#### [EXERCISE DESCRIPTION]
Provide only the number of lines in the listing that contain the string "circle".

#### [DATASET RECORDS]
==*==
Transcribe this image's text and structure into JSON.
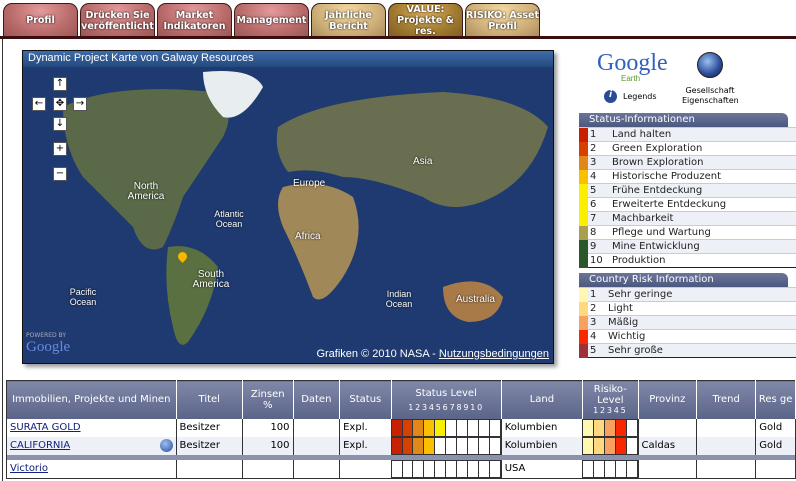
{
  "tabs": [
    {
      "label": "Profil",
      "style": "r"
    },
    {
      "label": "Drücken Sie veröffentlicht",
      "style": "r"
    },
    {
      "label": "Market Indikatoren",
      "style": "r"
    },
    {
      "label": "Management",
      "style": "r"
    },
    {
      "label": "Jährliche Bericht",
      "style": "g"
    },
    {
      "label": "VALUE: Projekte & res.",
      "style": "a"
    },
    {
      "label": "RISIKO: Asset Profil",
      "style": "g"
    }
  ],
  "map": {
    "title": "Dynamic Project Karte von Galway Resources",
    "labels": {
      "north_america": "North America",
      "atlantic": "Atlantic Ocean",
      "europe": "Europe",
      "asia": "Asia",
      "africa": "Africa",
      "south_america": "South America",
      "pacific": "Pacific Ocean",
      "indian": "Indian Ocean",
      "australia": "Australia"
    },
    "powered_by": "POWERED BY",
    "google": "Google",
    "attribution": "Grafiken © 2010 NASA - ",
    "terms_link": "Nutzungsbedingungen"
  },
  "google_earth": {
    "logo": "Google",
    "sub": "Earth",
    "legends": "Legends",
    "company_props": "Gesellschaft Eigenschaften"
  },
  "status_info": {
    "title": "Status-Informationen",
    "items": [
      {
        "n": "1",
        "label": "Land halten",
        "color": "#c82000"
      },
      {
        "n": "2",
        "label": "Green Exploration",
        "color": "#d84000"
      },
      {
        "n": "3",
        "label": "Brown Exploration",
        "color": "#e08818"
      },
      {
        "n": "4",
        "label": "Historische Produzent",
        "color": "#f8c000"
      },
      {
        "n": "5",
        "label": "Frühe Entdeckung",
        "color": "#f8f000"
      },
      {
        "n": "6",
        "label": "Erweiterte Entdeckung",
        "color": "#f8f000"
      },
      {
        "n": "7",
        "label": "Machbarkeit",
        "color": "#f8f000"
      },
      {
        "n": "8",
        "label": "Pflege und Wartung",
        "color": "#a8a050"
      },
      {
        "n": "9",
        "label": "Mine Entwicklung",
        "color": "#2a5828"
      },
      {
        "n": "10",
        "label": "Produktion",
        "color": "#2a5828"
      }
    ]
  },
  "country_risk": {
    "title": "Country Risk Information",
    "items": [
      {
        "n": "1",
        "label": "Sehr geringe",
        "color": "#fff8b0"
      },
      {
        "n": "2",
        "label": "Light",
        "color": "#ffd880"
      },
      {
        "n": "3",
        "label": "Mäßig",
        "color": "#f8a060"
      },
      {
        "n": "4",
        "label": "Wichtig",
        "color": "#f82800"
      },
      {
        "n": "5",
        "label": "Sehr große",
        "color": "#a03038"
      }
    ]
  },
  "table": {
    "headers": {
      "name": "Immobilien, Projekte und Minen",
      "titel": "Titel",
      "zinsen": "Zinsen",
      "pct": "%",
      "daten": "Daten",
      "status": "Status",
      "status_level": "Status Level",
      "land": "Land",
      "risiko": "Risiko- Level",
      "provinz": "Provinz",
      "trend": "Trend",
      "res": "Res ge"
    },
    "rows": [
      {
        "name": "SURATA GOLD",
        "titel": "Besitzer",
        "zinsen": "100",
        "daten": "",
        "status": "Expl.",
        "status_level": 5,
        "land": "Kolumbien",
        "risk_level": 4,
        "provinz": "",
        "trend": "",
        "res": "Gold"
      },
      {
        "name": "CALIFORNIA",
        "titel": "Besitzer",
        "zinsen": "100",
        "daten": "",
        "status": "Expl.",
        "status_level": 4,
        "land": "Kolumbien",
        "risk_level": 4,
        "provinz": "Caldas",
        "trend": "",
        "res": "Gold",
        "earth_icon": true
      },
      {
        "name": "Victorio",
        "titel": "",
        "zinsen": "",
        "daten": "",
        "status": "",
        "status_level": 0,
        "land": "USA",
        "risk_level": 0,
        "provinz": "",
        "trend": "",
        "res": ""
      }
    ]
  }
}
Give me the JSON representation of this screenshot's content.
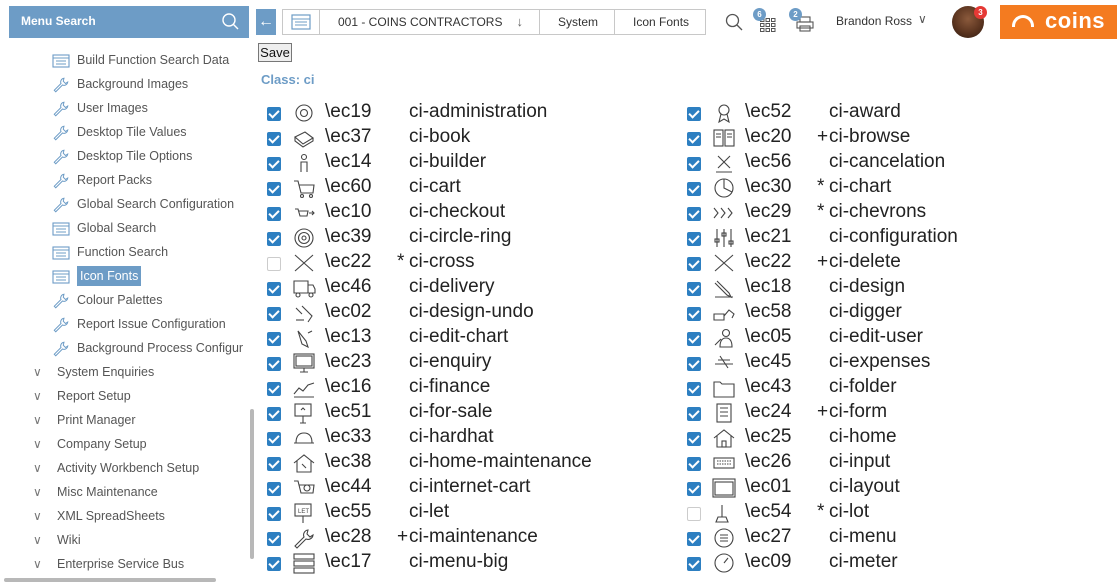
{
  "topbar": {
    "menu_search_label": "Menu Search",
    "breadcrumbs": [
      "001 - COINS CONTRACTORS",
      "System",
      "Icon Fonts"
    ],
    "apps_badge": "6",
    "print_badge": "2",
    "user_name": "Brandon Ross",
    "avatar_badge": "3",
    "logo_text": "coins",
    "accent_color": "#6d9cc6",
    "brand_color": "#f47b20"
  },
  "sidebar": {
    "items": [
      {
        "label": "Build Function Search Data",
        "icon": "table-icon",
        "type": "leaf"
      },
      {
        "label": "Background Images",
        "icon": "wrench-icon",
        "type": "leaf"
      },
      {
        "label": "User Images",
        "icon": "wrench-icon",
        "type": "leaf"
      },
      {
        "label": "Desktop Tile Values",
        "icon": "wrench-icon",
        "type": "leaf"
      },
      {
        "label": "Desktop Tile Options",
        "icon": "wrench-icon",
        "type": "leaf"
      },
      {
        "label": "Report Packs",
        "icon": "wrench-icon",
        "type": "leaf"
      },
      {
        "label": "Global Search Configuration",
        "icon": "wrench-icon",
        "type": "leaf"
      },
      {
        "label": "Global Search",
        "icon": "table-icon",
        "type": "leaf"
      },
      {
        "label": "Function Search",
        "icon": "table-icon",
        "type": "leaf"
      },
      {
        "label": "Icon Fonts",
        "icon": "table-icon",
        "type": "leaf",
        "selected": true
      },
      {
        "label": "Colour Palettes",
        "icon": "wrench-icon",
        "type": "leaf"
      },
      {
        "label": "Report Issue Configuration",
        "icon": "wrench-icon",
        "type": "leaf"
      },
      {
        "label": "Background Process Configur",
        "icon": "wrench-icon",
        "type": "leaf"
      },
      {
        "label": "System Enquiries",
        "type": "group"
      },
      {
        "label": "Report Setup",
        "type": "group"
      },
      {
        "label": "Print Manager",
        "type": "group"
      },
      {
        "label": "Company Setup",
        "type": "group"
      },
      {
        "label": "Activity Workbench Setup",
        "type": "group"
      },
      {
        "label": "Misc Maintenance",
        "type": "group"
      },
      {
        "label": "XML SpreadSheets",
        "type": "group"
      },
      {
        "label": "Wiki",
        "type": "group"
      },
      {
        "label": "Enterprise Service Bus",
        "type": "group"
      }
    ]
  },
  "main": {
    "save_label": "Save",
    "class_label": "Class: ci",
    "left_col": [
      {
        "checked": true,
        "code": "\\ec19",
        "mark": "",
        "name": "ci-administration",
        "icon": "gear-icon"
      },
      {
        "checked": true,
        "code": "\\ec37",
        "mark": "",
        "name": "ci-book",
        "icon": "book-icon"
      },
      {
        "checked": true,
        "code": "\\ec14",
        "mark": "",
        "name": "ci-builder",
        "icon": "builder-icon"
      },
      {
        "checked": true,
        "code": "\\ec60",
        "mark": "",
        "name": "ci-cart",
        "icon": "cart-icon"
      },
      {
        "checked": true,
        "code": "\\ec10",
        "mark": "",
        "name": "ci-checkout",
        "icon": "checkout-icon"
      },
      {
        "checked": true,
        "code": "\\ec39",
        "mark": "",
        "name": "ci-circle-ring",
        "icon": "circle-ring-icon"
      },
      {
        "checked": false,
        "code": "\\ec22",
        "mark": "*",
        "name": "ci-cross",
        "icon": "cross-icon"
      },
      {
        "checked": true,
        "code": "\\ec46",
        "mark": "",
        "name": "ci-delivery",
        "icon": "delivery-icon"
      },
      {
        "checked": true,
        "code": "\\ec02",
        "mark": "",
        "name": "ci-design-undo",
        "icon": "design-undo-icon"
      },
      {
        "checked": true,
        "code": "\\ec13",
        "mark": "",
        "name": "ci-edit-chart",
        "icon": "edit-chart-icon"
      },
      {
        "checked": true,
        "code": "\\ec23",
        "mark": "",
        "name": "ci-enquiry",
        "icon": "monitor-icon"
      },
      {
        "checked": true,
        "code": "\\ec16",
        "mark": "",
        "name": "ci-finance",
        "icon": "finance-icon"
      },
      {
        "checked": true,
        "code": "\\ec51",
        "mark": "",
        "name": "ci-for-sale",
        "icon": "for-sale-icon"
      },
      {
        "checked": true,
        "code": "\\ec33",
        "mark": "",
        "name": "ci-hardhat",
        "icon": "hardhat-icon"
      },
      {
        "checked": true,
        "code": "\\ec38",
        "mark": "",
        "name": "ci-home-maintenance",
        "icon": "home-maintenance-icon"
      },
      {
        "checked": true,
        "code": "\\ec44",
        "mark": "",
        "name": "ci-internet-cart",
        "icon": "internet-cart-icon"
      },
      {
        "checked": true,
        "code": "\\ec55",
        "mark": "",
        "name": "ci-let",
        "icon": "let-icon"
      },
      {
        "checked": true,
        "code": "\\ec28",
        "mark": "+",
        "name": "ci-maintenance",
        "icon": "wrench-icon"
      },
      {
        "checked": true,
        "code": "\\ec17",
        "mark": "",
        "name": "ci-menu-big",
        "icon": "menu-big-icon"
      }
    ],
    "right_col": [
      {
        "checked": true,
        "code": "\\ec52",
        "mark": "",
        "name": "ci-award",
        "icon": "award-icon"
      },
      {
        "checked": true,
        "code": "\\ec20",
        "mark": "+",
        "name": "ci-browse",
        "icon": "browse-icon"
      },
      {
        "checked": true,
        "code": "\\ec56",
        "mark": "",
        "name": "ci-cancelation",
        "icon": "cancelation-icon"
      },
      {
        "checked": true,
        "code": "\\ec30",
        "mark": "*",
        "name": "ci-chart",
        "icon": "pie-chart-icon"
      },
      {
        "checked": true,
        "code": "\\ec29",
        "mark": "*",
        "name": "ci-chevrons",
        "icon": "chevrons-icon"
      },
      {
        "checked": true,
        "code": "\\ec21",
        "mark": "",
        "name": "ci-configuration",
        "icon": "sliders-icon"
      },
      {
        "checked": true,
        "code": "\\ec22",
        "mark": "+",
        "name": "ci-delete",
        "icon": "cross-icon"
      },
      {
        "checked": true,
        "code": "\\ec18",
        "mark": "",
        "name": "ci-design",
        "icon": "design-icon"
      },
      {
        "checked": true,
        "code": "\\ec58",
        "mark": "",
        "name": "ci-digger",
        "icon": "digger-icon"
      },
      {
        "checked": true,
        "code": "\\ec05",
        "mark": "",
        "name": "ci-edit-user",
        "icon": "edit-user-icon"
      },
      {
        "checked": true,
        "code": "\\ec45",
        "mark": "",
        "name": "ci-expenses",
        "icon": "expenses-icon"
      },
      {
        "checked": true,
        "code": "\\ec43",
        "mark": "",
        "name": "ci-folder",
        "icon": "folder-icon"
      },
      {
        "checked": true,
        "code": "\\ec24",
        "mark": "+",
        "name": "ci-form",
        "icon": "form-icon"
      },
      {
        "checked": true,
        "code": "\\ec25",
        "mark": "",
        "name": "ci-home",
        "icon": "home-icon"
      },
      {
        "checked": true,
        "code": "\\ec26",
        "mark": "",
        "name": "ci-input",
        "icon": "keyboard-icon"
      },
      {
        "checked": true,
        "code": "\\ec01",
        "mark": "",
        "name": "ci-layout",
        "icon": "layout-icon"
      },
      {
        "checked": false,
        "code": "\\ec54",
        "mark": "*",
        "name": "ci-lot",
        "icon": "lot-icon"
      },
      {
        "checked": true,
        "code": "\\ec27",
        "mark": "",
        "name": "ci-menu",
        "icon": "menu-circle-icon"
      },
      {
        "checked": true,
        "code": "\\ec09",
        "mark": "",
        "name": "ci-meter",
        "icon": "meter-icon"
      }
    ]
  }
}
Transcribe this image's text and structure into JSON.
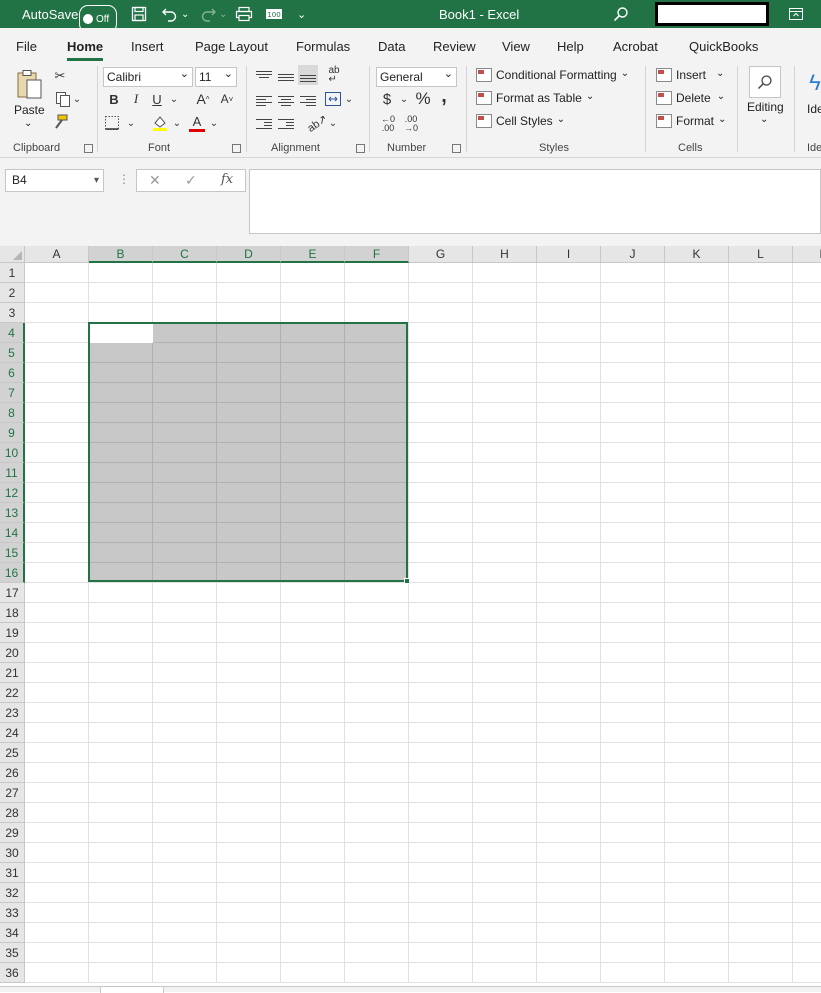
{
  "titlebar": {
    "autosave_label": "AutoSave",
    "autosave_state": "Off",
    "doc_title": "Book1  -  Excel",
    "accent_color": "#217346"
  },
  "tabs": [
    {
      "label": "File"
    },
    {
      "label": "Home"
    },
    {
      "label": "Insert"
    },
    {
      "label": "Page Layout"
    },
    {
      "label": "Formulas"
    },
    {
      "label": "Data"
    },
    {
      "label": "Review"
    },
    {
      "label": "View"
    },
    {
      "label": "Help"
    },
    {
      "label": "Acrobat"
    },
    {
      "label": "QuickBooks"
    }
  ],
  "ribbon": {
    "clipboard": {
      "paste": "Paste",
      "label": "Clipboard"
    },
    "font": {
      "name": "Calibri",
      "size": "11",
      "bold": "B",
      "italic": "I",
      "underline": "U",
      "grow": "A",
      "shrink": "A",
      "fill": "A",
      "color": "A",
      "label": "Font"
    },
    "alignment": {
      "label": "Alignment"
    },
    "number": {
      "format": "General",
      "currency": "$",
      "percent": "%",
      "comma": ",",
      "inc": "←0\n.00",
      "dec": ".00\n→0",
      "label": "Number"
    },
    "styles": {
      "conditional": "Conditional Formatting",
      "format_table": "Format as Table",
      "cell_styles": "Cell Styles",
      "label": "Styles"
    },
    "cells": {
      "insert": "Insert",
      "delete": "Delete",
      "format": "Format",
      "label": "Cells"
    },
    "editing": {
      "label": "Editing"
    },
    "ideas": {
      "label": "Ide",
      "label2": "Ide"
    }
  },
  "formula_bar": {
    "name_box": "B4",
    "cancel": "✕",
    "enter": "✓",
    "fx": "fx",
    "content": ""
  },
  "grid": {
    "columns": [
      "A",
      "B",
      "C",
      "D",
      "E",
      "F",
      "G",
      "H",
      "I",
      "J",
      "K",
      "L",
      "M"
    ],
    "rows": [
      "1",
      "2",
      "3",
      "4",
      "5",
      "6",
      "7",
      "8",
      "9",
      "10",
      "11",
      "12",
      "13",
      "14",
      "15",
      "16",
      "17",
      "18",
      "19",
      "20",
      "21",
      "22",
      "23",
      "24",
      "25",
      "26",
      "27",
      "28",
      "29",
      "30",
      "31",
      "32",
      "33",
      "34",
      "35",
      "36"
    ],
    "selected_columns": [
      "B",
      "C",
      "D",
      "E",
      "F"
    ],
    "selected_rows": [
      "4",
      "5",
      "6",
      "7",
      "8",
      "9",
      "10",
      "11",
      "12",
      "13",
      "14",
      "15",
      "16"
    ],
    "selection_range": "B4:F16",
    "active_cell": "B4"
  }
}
==*==
#### [SOLUTION TO THIS EXERCISE]
3